#### Record set ####

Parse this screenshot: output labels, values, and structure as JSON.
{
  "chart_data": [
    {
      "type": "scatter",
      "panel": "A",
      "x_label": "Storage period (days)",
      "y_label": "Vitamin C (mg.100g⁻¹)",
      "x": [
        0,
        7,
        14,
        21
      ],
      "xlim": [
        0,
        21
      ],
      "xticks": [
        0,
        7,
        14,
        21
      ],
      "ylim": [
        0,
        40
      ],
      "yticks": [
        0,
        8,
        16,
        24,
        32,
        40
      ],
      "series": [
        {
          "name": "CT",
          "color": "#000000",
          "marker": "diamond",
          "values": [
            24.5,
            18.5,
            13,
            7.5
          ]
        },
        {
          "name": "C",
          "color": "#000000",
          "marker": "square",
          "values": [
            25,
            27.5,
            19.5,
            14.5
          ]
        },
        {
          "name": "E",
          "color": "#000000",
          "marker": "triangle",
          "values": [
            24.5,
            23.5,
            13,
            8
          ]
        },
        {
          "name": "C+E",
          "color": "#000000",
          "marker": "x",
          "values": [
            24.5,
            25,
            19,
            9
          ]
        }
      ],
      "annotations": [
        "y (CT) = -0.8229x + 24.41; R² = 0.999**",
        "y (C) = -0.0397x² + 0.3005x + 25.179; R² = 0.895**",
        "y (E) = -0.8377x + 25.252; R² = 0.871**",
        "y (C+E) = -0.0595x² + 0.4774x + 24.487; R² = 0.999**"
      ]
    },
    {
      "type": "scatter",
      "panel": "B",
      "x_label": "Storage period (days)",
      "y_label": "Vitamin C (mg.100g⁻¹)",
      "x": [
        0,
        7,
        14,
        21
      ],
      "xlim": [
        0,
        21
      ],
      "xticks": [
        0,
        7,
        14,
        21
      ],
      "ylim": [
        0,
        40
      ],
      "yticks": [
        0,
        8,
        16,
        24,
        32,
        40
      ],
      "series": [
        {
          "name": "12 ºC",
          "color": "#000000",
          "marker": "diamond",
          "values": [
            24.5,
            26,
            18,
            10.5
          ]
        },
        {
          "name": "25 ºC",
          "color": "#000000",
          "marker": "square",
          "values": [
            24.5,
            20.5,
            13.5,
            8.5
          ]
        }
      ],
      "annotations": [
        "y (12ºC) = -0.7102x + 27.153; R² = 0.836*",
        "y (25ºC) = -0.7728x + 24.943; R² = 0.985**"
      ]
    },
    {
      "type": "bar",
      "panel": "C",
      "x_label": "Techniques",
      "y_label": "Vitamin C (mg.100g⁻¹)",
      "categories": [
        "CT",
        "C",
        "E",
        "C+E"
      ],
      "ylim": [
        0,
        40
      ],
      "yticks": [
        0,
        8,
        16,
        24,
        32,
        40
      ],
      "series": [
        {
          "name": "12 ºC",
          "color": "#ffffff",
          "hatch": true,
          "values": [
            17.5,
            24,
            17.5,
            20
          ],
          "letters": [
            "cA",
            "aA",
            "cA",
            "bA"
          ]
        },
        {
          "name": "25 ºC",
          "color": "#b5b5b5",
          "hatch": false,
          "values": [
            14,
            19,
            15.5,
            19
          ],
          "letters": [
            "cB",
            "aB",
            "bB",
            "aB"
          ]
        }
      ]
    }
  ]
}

####

Aim:
Every record above needs to be repeated word for word.

The solution:
Parse this screenshot: output labels, values, and structure as JSON.
{
  "chart_data": [
    {
      "type": "scatter",
      "panel": "A",
      "x_label": "Storage period (days)",
      "y_label": "Vitamin C (mg.100g⁻¹)",
      "x": [
        0,
        7,
        14,
        21
      ],
      "xlim": [
        0,
        21
      ],
      "xticks": [
        0,
        7,
        14,
        21
      ],
      "ylim": [
        0,
        40
      ],
      "yticks": [
        0,
        8,
        16,
        24,
        32,
        40
      ],
      "series": [
        {
          "name": "CT",
          "color": "#000000",
          "marker": "diamond",
          "values": [
            24.5,
            18.5,
            13,
            7.5
          ]
        },
        {
          "name": "C",
          "color": "#000000",
          "marker": "square",
          "values": [
            25,
            27.5,
            19.5,
            14.5
          ]
        },
        {
          "name": "E",
          "color": "#000000",
          "marker": "triangle",
          "values": [
            24.5,
            23.5,
            13,
            8
          ]
        },
        {
          "name": "C+E",
          "color": "#000000",
          "marker": "x",
          "values": [
            24.5,
            25,
            19,
            9
          ]
        }
      ],
      "annotations": [
        "y (CT) = -0.8229x + 24.41; R² = 0.999**",
        "y (C) = -0.0397x² + 0.3005x + 25.179; R² = 0.895**",
        "y (E) = -0.8377x + 25.252; R² = 0.871**",
        "y (C+E) = -0.0595x² + 0.4774x + 24.487; R² = 0.999**"
      ]
    },
    {
      "type": "scatter",
      "panel": "B",
      "x_label": "Storage period (days)",
      "y_label": "Vitamin C (mg.100g⁻¹)",
      "x": [
        0,
        7,
        14,
        21
      ],
      "xlim": [
        0,
        21
      ],
      "xticks": [
        0,
        7,
        14,
        21
      ],
      "ylim": [
        0,
        40
      ],
      "yticks": [
        0,
        8,
        16,
        24,
        32,
        40
      ],
      "series": [
        {
          "name": "12 ºC",
          "color": "#000000",
          "marker": "diamond",
          "values": [
            24.5,
            26,
            18,
            10.5
          ]
        },
        {
          "name": "25 ºC",
          "color": "#000000",
          "marker": "square",
          "values": [
            24.5,
            20.5,
            13.5,
            8.5
          ]
        }
      ],
      "annotations": [
        "y (12ºC) = -0.7102x + 27.153; R² = 0.836*",
        "y (25ºC) = -0.7728x + 24.943; R² = 0.985**"
      ]
    },
    {
      "type": "bar",
      "panel": "C",
      "x_label": "Techniques",
      "y_label": "Vitamin C (mg.100g⁻¹)",
      "categories": [
        "CT",
        "C",
        "E",
        "C+E"
      ],
      "ylim": [
        0,
        40
      ],
      "yticks": [
        0,
        8,
        16,
        24,
        32,
        40
      ],
      "series": [
        {
          "name": "12 ºC",
          "color": "#ffffff",
          "hatch": true,
          "values": [
            17.5,
            24,
            17.5,
            20
          ],
          "letters": [
            "cA",
            "aA",
            "cA",
            "bA"
          ]
        },
        {
          "name": "25 ºC",
          "color": "#b5b5b5",
          "hatch": false,
          "values": [
            14,
            19,
            15.5,
            19
          ],
          "letters": [
            "cB",
            "aB",
            "bB",
            "aB"
          ]
        }
      ]
    }
  ]
}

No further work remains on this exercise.